■ **Task objective**:
Copy each line where the word "this" occurs.

■ **Listing**:
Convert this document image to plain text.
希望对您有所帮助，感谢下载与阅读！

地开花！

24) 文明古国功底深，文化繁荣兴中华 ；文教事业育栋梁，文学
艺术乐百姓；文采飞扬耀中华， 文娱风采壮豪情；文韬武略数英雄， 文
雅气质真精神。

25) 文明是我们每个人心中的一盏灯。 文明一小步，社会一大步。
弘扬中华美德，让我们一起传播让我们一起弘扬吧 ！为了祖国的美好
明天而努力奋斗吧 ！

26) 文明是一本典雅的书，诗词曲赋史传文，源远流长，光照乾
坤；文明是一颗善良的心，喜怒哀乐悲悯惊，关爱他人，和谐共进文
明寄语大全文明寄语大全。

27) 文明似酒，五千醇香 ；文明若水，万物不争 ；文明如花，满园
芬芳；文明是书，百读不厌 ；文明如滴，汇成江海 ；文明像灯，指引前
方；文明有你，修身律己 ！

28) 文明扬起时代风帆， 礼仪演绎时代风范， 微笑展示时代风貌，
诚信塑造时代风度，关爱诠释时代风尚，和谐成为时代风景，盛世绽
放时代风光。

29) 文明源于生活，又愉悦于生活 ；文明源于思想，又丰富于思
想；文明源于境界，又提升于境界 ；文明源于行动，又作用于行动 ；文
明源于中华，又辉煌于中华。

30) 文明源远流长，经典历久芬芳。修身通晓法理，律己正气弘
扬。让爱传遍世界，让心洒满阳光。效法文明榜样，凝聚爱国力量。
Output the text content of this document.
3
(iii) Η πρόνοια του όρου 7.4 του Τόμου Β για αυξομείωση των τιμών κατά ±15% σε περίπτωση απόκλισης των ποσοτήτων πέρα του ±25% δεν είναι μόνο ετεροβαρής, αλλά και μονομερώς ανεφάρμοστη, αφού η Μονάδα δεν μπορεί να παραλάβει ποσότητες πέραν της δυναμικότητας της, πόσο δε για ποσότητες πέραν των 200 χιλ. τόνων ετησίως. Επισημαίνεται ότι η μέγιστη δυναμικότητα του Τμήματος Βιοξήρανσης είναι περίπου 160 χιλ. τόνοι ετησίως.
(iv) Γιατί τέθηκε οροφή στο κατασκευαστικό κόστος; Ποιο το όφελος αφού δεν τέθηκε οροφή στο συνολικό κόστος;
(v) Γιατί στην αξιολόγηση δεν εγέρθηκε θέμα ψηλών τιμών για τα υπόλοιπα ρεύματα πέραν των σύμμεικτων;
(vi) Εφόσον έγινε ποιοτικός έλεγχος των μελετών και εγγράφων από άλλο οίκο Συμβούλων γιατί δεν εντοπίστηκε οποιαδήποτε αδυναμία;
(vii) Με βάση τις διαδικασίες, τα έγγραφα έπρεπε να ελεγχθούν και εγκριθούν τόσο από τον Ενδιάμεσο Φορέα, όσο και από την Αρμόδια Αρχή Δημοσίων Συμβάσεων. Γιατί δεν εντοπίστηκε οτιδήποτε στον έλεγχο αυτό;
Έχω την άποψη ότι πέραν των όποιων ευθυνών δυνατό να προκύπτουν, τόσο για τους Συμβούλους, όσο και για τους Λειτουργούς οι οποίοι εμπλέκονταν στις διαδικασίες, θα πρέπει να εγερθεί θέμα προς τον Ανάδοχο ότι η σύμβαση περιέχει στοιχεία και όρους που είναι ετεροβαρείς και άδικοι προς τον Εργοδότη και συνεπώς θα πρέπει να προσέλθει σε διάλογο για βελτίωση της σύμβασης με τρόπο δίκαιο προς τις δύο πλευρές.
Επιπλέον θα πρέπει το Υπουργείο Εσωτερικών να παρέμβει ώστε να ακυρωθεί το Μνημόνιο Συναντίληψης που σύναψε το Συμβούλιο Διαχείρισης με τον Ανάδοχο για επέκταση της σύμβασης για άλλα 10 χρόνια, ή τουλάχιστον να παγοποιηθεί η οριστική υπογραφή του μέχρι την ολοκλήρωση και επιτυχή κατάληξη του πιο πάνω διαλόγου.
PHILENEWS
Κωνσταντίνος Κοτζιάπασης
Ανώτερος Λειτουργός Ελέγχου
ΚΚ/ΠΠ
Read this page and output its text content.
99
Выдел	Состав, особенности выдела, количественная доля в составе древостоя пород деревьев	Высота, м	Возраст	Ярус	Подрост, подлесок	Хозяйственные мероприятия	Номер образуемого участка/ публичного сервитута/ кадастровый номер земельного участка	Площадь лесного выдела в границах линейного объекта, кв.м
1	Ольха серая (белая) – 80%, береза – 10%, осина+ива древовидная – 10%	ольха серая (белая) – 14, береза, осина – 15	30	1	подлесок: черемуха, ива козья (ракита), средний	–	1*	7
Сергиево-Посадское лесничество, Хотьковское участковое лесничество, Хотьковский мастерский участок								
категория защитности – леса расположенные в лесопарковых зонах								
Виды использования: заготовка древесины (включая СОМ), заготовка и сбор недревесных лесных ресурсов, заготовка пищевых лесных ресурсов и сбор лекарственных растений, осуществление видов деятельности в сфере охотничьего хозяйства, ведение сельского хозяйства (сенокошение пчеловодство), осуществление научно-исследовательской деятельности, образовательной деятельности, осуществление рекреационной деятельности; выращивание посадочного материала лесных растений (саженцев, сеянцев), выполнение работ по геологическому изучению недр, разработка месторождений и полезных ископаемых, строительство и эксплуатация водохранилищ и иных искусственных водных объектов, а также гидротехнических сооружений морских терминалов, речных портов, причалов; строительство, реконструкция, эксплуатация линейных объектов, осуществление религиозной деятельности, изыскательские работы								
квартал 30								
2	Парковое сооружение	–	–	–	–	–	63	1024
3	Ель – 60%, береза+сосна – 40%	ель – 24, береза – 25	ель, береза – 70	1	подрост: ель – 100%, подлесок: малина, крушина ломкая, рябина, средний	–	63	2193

■ **Response below**:
Convert this document image to plain text.
Output the text content of this document.
Read this page and output its text content.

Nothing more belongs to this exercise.